**INSTRUCTION**
Print all of the data exactly as written.

**Dataset items**
>> Start

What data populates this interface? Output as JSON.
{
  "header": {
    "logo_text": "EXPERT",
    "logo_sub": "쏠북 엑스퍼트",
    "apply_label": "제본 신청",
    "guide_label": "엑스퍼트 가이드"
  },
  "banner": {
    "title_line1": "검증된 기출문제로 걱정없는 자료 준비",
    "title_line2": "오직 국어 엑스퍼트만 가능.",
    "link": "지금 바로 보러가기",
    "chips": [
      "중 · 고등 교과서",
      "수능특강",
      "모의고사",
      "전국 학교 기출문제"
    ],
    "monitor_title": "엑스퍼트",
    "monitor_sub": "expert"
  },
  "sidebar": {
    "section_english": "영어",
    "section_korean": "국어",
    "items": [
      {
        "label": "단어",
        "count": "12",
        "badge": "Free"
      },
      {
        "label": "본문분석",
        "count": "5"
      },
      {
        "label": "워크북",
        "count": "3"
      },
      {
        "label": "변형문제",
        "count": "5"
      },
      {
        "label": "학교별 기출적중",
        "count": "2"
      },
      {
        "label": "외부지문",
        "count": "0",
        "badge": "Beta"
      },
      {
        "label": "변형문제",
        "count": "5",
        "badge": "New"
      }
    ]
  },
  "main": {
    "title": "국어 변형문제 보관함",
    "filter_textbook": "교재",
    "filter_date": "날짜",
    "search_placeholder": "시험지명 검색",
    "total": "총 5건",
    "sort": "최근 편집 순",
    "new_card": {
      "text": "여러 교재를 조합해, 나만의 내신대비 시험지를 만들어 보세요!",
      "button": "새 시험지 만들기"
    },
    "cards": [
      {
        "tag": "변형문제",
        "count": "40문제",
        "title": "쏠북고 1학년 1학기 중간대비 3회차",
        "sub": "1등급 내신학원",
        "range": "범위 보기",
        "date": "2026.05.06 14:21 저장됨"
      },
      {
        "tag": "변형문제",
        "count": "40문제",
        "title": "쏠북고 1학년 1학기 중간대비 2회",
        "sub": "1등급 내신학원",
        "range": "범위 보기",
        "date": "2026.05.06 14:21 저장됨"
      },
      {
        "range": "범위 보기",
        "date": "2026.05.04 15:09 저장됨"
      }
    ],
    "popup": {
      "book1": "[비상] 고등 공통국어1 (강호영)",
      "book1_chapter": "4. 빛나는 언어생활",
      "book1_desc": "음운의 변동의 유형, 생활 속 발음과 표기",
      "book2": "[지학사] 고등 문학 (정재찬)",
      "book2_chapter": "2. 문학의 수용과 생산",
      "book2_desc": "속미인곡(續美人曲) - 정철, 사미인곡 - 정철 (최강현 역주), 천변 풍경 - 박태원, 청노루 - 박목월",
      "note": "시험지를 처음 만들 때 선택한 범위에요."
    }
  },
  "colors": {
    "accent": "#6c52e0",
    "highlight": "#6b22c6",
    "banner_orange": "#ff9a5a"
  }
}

>> End

**ANSWER FOR THIS EXERCISE**
What data populates this interface? Output as JSON.
{
  "header": {
    "logo_text": "EXPERT",
    "logo_sub": "쏠북 엑스퍼트",
    "apply_label": "제본 신청",
    "guide_label": "엑스퍼트 가이드"
  },
  "banner": {
    "title_line1": "검증된 기출문제로 걱정없는 자료 준비",
    "title_line2": "오직 국어 엑스퍼트만 가능.",
    "link": "지금 바로 보러가기",
    "chips": [
      "중 · 고등 교과서",
      "수능특강",
      "모의고사",
      "전국 학교 기출문제"
    ],
    "monitor_title": "엑스퍼트",
    "monitor_sub": "expert"
  },
  "sidebar": {
    "section_english": "영어",
    "section_korean": "국어",
    "items": [
      {
        "label": "단어",
        "count": "12",
        "badge": "Free"
      },
      {
        "label": "본문분석",
        "count": "5"
      },
      {
        "label": "워크북",
        "count": "3"
      },
      {
        "label": "변형문제",
        "count": "5"
      },
      {
        "label": "학교별 기출적중",
        "count": "2"
      },
      {
        "label": "외부지문",
        "count": "0",
        "badge": "Beta"
      },
      {
        "label": "변형문제",
        "count": "5",
        "badge": "New"
      }
    ]
  },
  "main": {
    "title": "국어 변형문제 보관함",
    "filter_textbook": "교재",
    "filter_date": "날짜",
    "search_placeholder": "시험지명 검색",
    "total": "총 5건",
    "sort": "최근 편집 순",
    "new_card": {
      "text": "여러 교재를 조합해, 나만의 내신대비 시험지를 만들어 보세요!",
      "button": "새 시험지 만들기"
    },
    "cards": [
      {
        "tag": "변형문제",
        "count": "40문제",
        "title": "쏠북고 1학년 1학기 중간대비 3회차",
        "sub": "1등급 내신학원",
        "range": "범위 보기",
        "date": "2026.05.06 14:21 저장됨"
      },
      {
        "tag": "변형문제",
        "count": "40문제",
        "title": "쏠북고 1학년 1학기 중간대비 2회",
        "sub": "1등급 내신학원",
        "range": "범위 보기",
        "date": "2026.05.06 14:21 저장됨"
      },
      {
        "range": "범위 보기",
        "date": "2026.05.04 15:09 저장됨"
      }
    ],
    "popup": {
      "book1": "[비상] 고등 공통국어1 (강호영)",
      "book1_chapter": "4. 빛나는 언어생활",
      "book1_desc": "음운의 변동의 유형, 생활 속 발음과 표기",
      "book2": "[지학사] 고등 문학 (정재찬)",
      "book2_chapter": "2. 문학의 수용과 생산",
      "book2_desc": "속미인곡(續美人曲) - 정철, 사미인곡 - 정철 (최강현 역주), 천변 풍경 - 박태원, 청노루 - 박목월",
      "note": "시험지를 처음 만들 때 선택한 범위에요."
    }
  },
  "colors": {
    "accent": "#6c52e0",
    "highlight": "#6b22c6",
    "banner_orange": "#ff9a5a"
  }
}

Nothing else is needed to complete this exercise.